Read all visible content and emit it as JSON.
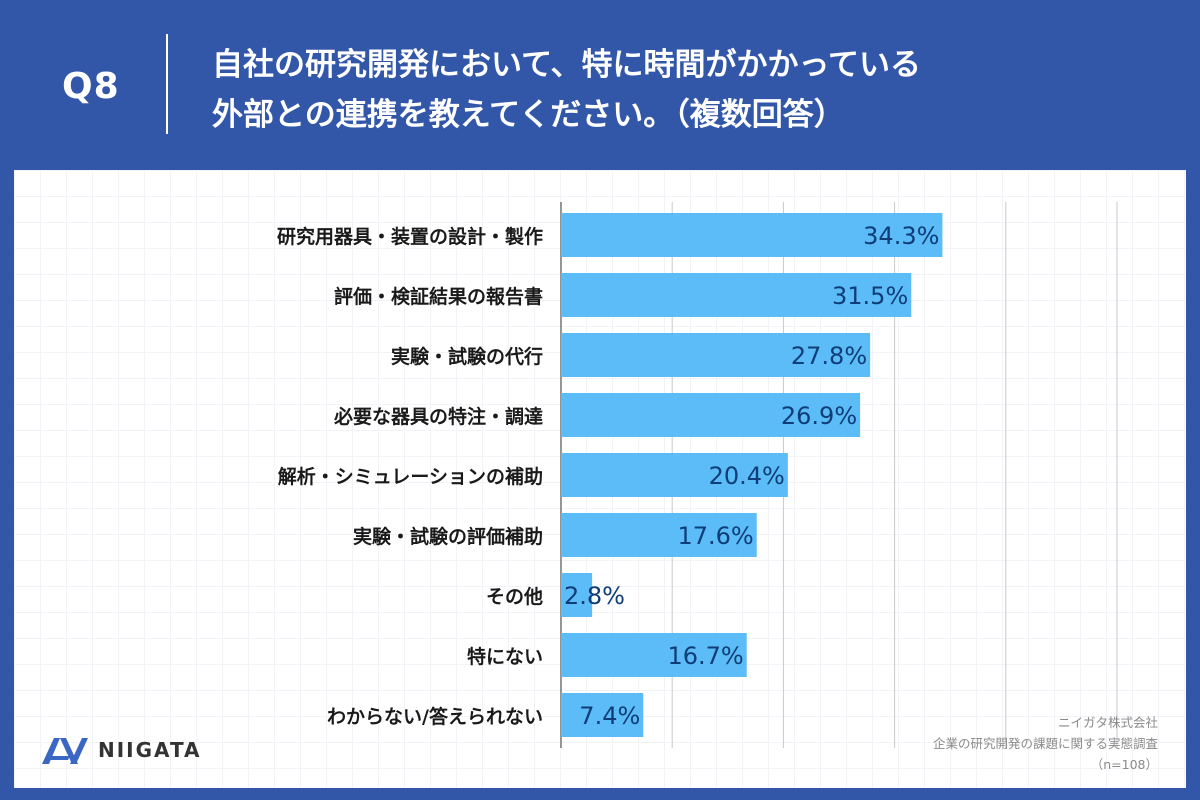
{
  "header": {
    "qnum": "Q8",
    "question_line1": "自社の研究開発において、特に時間がかかっている",
    "question_line2": "外部との連携を教えてください。（複数回答）"
  },
  "colors": {
    "background": "#3256a8",
    "bar": "#5bbcf7",
    "bar_label": "#0f3d78",
    "category_label": "#1a1a1a"
  },
  "chart_data": {
    "type": "bar",
    "orientation": "horizontal",
    "categories": [
      "研究用器具・装置の設計・製作",
      "評価・検証結果の報告書",
      "実験・試験の代行",
      "必要な器具の特注・調達",
      "解析・シミュレーションの補助",
      "実験・試験の評価補助",
      "その他",
      "特にない",
      "わからない/答えられない"
    ],
    "values": [
      34.3,
      31.5,
      27.8,
      26.9,
      20.4,
      17.6,
      2.8,
      16.7,
      7.4
    ],
    "value_labels": [
      "34.3%",
      "31.5%",
      "27.8%",
      "26.9%",
      "20.4%",
      "17.6%",
      "2.8%",
      "16.7%",
      "7.4%"
    ],
    "xlim": [
      0,
      50
    ],
    "grid": true
  },
  "footer": {
    "logo_text": "NIIGATA",
    "company": "ニイガタ株式会社",
    "survey": "企業の研究開発の課題に関する実態調査",
    "sample": "（n=108）"
  }
}
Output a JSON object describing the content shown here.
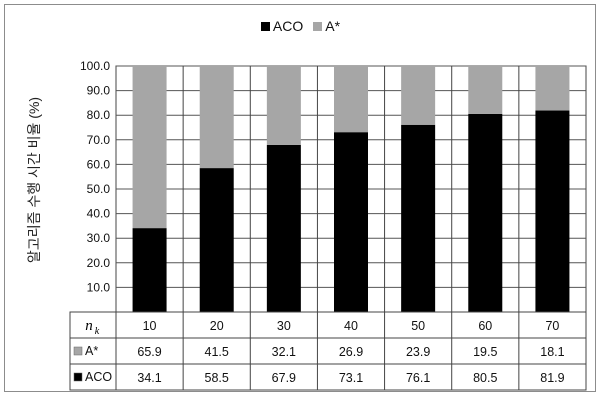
{
  "chart_data": {
    "type": "bar",
    "stacked": true,
    "percent_stacked": true,
    "categories": [
      "10",
      "20",
      "30",
      "40",
      "50",
      "60",
      "70"
    ],
    "series": [
      {
        "name": "ACO",
        "values": [
          34.1,
          58.5,
          67.9,
          73.1,
          76.1,
          80.5,
          81.9
        ],
        "color": "#000000"
      },
      {
        "name": "A*",
        "values": [
          65.9,
          41.5,
          32.1,
          26.9,
          23.9,
          19.5,
          18.1
        ],
        "color": "#a6a6a6"
      }
    ],
    "ylabel": "알고리즘 수행 시간 비율 (%)",
    "ylim": [
      0,
      100
    ],
    "yticks": [
      "10.0",
      "20.0",
      "30.0",
      "40.0",
      "50.0",
      "60.0",
      "70.0",
      "80.0",
      "90.0",
      "100.0"
    ],
    "grid": true,
    "legend_position": "top-center",
    "data_table": {
      "header_label": "n_k",
      "rows": [
        {
          "series": "A*",
          "values": [
            "65.9",
            "41.5",
            "32.1",
            "26.9",
            "23.9",
            "19.5",
            "18.1"
          ]
        },
        {
          "series": "ACO",
          "values": [
            "34.1",
            "58.5",
            "67.9",
            "73.1",
            "76.1",
            "80.5",
            "81.9"
          ]
        }
      ]
    }
  },
  "legend": [
    {
      "label": "ACO",
      "color": "#000000"
    },
    {
      "label": "A*",
      "color": "#a6a6a6"
    }
  ]
}
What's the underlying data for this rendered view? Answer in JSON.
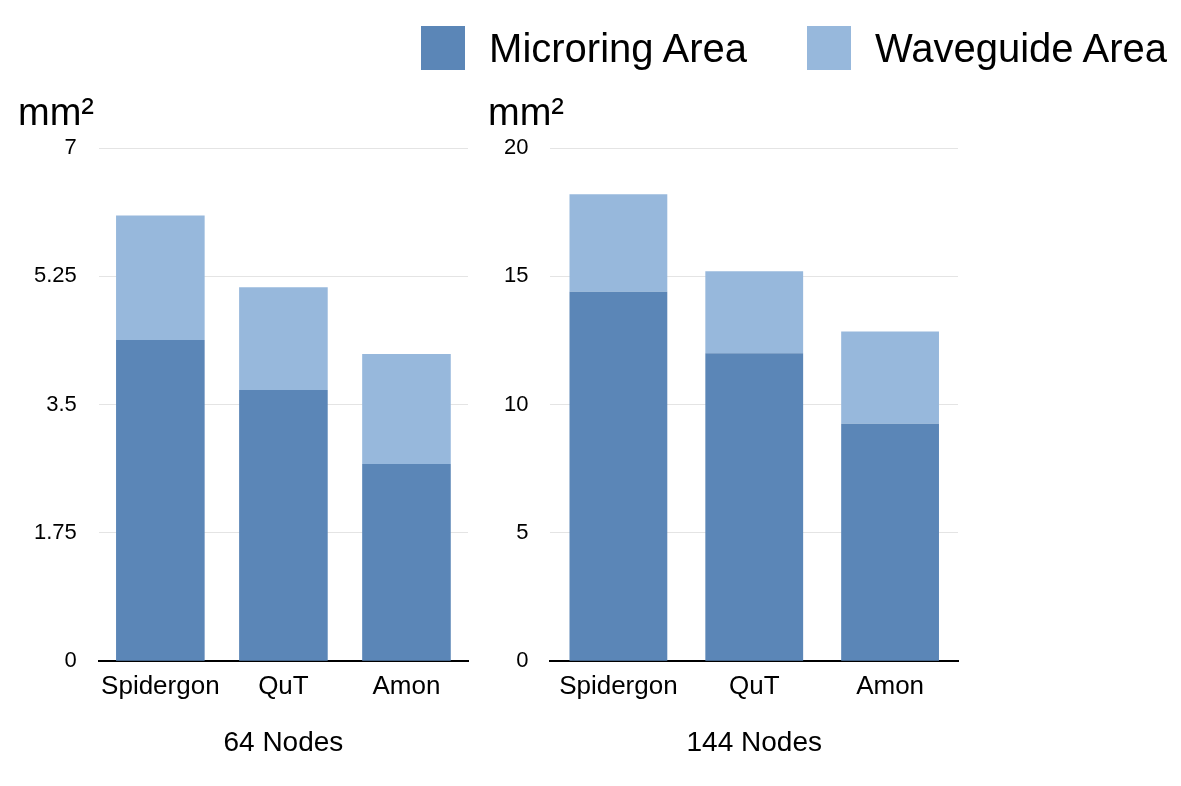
{
  "chart_data": [
    {
      "type": "bar",
      "stacked": true,
      "legend": "top right",
      "grid": "y",
      "xlabel": "64 Nodes",
      "ylabel": "mm²",
      "categories": [
        "Spidergon",
        "QuT",
        "Amon"
      ],
      "ylim": [
        0,
        7
      ],
      "yticks": [
        0,
        1.75,
        3.5,
        5.25,
        7
      ],
      "series": [
        {
          "name": "Microring Area",
          "color": "#5b86b7",
          "values": [
            4.38,
            3.7,
            2.69
          ]
        },
        {
          "name": "Waveguide Area",
          "color": "#97b8dc",
          "values": [
            1.7,
            1.4,
            1.5
          ]
        }
      ]
    },
    {
      "type": "bar",
      "stacked": true,
      "grid": "y",
      "xlabel": "144 Nodes",
      "ylabel": "mm²",
      "categories": [
        "Spidergon",
        "QuT",
        "Amon"
      ],
      "ylim": [
        0,
        20
      ],
      "yticks": [
        0,
        5,
        10,
        15,
        20
      ],
      "series": [
        {
          "name": "Microring Area",
          "color": "#5b86b7",
          "values": [
            14.4,
            12.0,
            9.25
          ]
        },
        {
          "name": "Waveguide Area",
          "color": "#97b8dc",
          "values": [
            3.8,
            3.2,
            3.6
          ]
        }
      ]
    }
  ]
}
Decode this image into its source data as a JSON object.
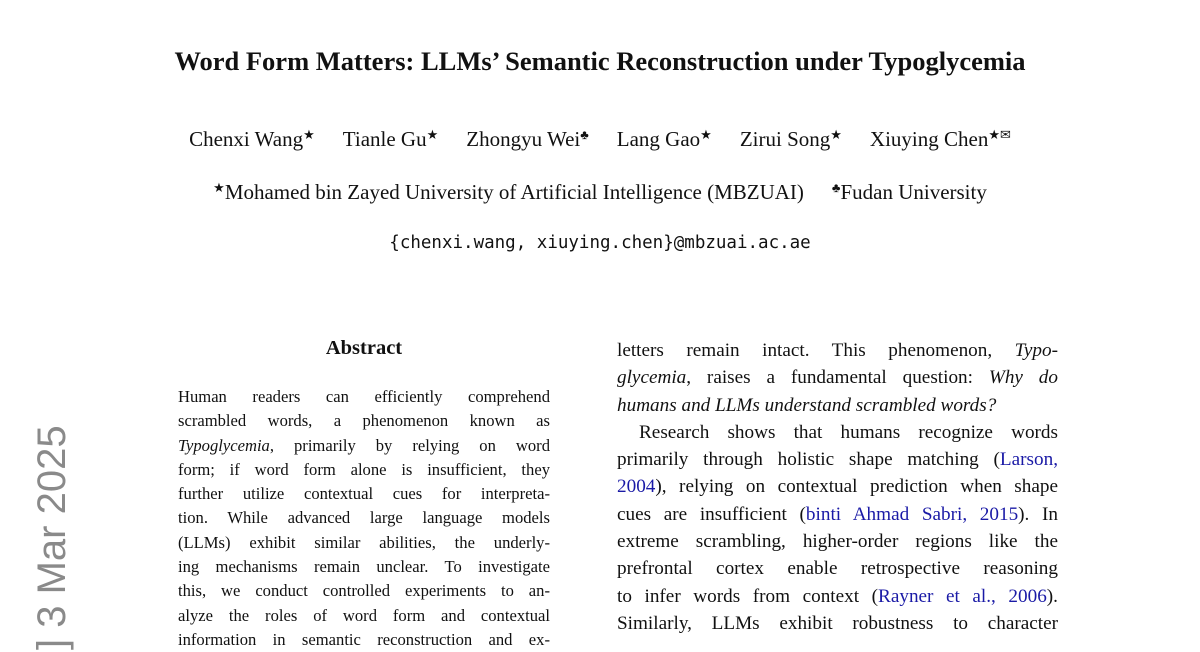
{
  "title": "Word Form Matters: LLMs’ Semantic Reconstruction under Typoglycemia",
  "authors": [
    {
      "name": "Chenxi Wang",
      "mark": "★"
    },
    {
      "name": "Tianle Gu",
      "mark": "★"
    },
    {
      "name": "Zhongyu Wei",
      "mark": "♣"
    },
    {
      "name": "Lang Gao",
      "mark": "★"
    },
    {
      "name": "Zirui Song",
      "mark": "★"
    },
    {
      "name": "Xiuying Chen",
      "mark": "★✉"
    }
  ],
  "affiliations": [
    {
      "mark": "★",
      "name": "Mohamed bin Zayed University of Artificial Intelligence (MBZUAI)"
    },
    {
      "mark": "♣",
      "name": "Fudan University"
    }
  ],
  "email": "{chenxi.wang, xiuying.chen}@mbzuai.ac.ae",
  "side_stamp": "] 3 Mar 2025",
  "abstract": {
    "heading": "Abstract",
    "lines": [
      [
        "Human readers can efficiently comprehend"
      ],
      [
        "scrambled words, a phenomenon known as"
      ],
      [
        {
          "text": "Typoglycemia",
          "style": "italic"
        },
        ", primarily by relying on word"
      ],
      [
        "form; if word form alone is insufficient, they"
      ],
      [
        "further utilize contextual cues for interpreta-"
      ],
      [
        "tion. While advanced large language models"
      ],
      [
        "(LLMs) exhibit similar abilities, the underly-"
      ],
      [
        "ing mechanisms remain unclear. To investigate"
      ],
      [
        "this, we conduct controlled experiments to an-"
      ],
      [
        "alyze the roles of word form and contextual"
      ],
      [
        "information in semantic reconstruction and ex-"
      ]
    ]
  },
  "body": {
    "lines": [
      [
        "letters remain intact.  This phenomenon, ",
        {
          "text": "Typo-",
          "style": "italic"
        }
      ],
      [
        {
          "text": "glycemia",
          "style": "italic"
        },
        ", raises a fundamental question: ",
        {
          "text": "Why do",
          "style": "italic"
        }
      ],
      [
        {
          "text": "humans and LLMs understand scrambled words?",
          "style": "italic"
        }
      ],
      [
        "Research shows that humans recognize words"
      ],
      [
        "primarily through holistic shape matching (",
        {
          "text": "Larson,",
          "style": "link"
        }
      ],
      [
        {
          "text": "2004",
          "style": "link"
        },
        "), relying on contextual prediction when shape"
      ],
      [
        "cues are insufficient (",
        {
          "text": "binti Ahmad Sabri, 2015",
          "style": "link"
        },
        "). In"
      ],
      [
        "extreme scrambling, higher-order regions like the"
      ],
      [
        "prefrontal cortex enable retrospective reasoning"
      ],
      [
        "to infer words from context (",
        {
          "text": "Rayner et al., 2006",
          "style": "link"
        },
        ")."
      ],
      [
        "Similarly, LLMs exhibit robustness to character"
      ]
    ]
  }
}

_ _ _ _

* [PROMPT]: Excluding the pictures, restate the records above word for word.

* [THE ANSWER]:
Read all visible content and emit it as JSON.
{
  "header": {
    "qnum": "Q8",
    "question_line1": "自社の研究開発において、特に時間がかかっている",
    "question_line2": "外部との連携を教えてください。（複数回答）"
  },
  "colors": {
    "background": "#3256a8",
    "bar": "#5bbcf7",
    "bar_label": "#0f3d78",
    "category_label": "#1a1a1a"
  },
  "chart_data": {
    "type": "bar",
    "orientation": "horizontal",
    "categories": [
      "研究用器具・装置の設計・製作",
      "評価・検証結果の報告書",
      "実験・試験の代行",
      "必要な器具の特注・調達",
      "解析・シミュレーションの補助",
      "実験・試験の評価補助",
      "その他",
      "特にない",
      "わからない/答えられない"
    ],
    "values": [
      34.3,
      31.5,
      27.8,
      26.9,
      20.4,
      17.6,
      2.8,
      16.7,
      7.4
    ],
    "value_labels": [
      "34.3%",
      "31.5%",
      "27.8%",
      "26.9%",
      "20.4%",
      "17.6%",
      "2.8%",
      "16.7%",
      "7.4%"
    ],
    "xlim": [
      0,
      50
    ],
    "grid": true
  },
  "footer": {
    "logo_text": "NIIGATA",
    "company": "ニイガタ株式会社",
    "survey": "企業の研究開発の課題に関する実態調査",
    "sample": "（n=108）"
  }
}
Output a JSON object describing the content shown here.
{
  "chart_data": {
    "type": "bar",
    "stacked": true,
    "percent_stacked": true,
    "categories": [
      "10",
      "20",
      "30",
      "40",
      "50",
      "60",
      "70"
    ],
    "series": [
      {
        "name": "ACO",
        "values": [
          34.1,
          58.5,
          67.9,
          73.1,
          76.1,
          80.5,
          81.9
        ],
        "color": "#000000"
      },
      {
        "name": "A*",
        "values": [
          65.9,
          41.5,
          32.1,
          26.9,
          23.9,
          19.5,
          18.1
        ],
        "color": "#a6a6a6"
      }
    ],
    "ylabel": "알고리즘 수행 시간 비율 (%)",
    "ylim": [
      0,
      100
    ],
    "yticks": [
      "10.0",
      "20.0",
      "30.0",
      "40.0",
      "50.0",
      "60.0",
      "70.0",
      "80.0",
      "90.0",
      "100.0"
    ],
    "grid": true,
    "legend_position": "top-center",
    "data_table": {
      "header_label": "n_k",
      "rows": [
        {
          "series": "A*",
          "values": [
            "65.9",
            "41.5",
            "32.1",
            "26.9",
            "23.9",
            "19.5",
            "18.1"
          ]
        },
        {
          "series": "ACO",
          "values": [
            "34.1",
            "58.5",
            "67.9",
            "73.1",
            "76.1",
            "80.5",
            "81.9"
          ]
        }
      ]
    }
  },
  "legend": [
    {
      "label": "ACO",
      "color": "#000000"
    },
    {
      "label": "A*",
      "color": "#a6a6a6"
    }
  ]
}
What's the underlying data for this rendered view? Answer in JSON.
{
  "chart_data": [
    {
      "type": "bar",
      "stacked": true,
      "legend": "top right",
      "grid": "y",
      "xlabel": "64 Nodes",
      "ylabel": "mm²",
      "categories": [
        "Spidergon",
        "QuT",
        "Amon"
      ],
      "ylim": [
        0,
        7
      ],
      "yticks": [
        0,
        1.75,
        3.5,
        5.25,
        7
      ],
      "series": [
        {
          "name": "Microring Area",
          "color": "#5b86b7",
          "values": [
            4.38,
            3.7,
            2.69
          ]
        },
        {
          "name": "Waveguide Area",
          "color": "#97b8dc",
          "values": [
            1.7,
            1.4,
            1.5
          ]
        }
      ]
    },
    {
      "type": "bar",
      "stacked": true,
      "grid": "y",
      "xlabel": "144 Nodes",
      "ylabel": "mm²",
      "categories": [
        "Spidergon",
        "QuT",
        "Amon"
      ],
      "ylim": [
        0,
        20
      ],
      "yticks": [
        0,
        5,
        10,
        15,
        20
      ],
      "series": [
        {
          "name": "Microring Area",
          "color": "#5b86b7",
          "values": [
            14.4,
            12.0,
            9.25
          ]
        },
        {
          "name": "Waveguide Area",
          "color": "#97b8dc",
          "values": [
            3.8,
            3.2,
            3.6
          ]
        }
      ]
    }
  ]
}
Decode this image into its source data as a JSON object.
{
  "title": "Word Form Matters: LLMs’ Semantic Reconstruction under Typoglycemia",
  "authors": [
    {
      "name": "Chenxi Wang",
      "mark": "★"
    },
    {
      "name": "Tianle Gu",
      "mark": "★"
    },
    {
      "name": "Zhongyu Wei",
      "mark": "♣"
    },
    {
      "name": "Lang Gao",
      "mark": "★"
    },
    {
      "name": "Zirui Song",
      "mark": "★"
    },
    {
      "name": "Xiuying Chen",
      "mark": "★✉"
    }
  ],
  "affiliations": [
    {
      "mark": "★",
      "name": "Mohamed bin Zayed University of Artificial Intelligence (MBZUAI)"
    },
    {
      "mark": "♣",
      "name": "Fudan University"
    }
  ],
  "email": "{chenxi.wang, xiuying.chen}@mbzuai.ac.ae",
  "side_stamp": "] 3 Mar 2025",
  "abstract": {
    "heading": "Abstract",
    "lines": [
      [
        "Human readers can efficiently comprehend"
      ],
      [
        "scrambled words, a phenomenon known as"
      ],
      [
        {
          "text": "Typoglycemia",
          "style": "italic"
        },
        ", primarily by relying on word"
      ],
      [
        "form; if word form alone is insufficient, they"
      ],
      [
        "further utilize contextual cues for interpreta-"
      ],
      [
        "tion. While advanced large language models"
      ],
      [
        "(LLMs) exhibit similar abilities, the underly-"
      ],
      [
        "ing mechanisms remain unclear. To investigate"
      ],
      [
        "this, we conduct controlled experiments to an-"
      ],
      [
        "alyze the roles of word form and contextual"
      ],
      [
        "information in semantic reconstruction and ex-"
      ]
    ]
  },
  "body": {
    "lines": [
      [
        "letters remain intact.  This phenomenon, ",
        {
          "text": "Typo-",
          "style": "italic"
        }
      ],
      [
        {
          "text": "glycemia",
          "style": "italic"
        },
        ", raises a fundamental question: ",
        {
          "text": "Why do",
          "style": "italic"
        }
      ],
      [
        {
          "text": "humans and LLMs understand scrambled words?",
          "style": "italic"
        }
      ],
      [
        "Research shows that humans recognize words"
      ],
      [
        "primarily through holistic shape matching (",
        {
          "text": "Larson,",
          "style": "link"
        }
      ],
      [
        {
          "text": "2004",
          "style": "link"
        },
        "), relying on contextual prediction when shape"
      ],
      [
        "cues are insufficient (",
        {
          "text": "binti Ahmad Sabri, 2015",
          "style": "link"
        },
        "). In"
      ],
      [
        "extreme scrambling, higher-order regions like the"
      ],
      [
        "prefrontal cortex enable retrospective reasoning"
      ],
      [
        "to infer words from context (",
        {
          "text": "Rayner et al., 2006",
          "style": "link"
        },
        ")."
      ],
      [
        "Similarly, LLMs exhibit robustness to character"
      ]
    ]
  }
}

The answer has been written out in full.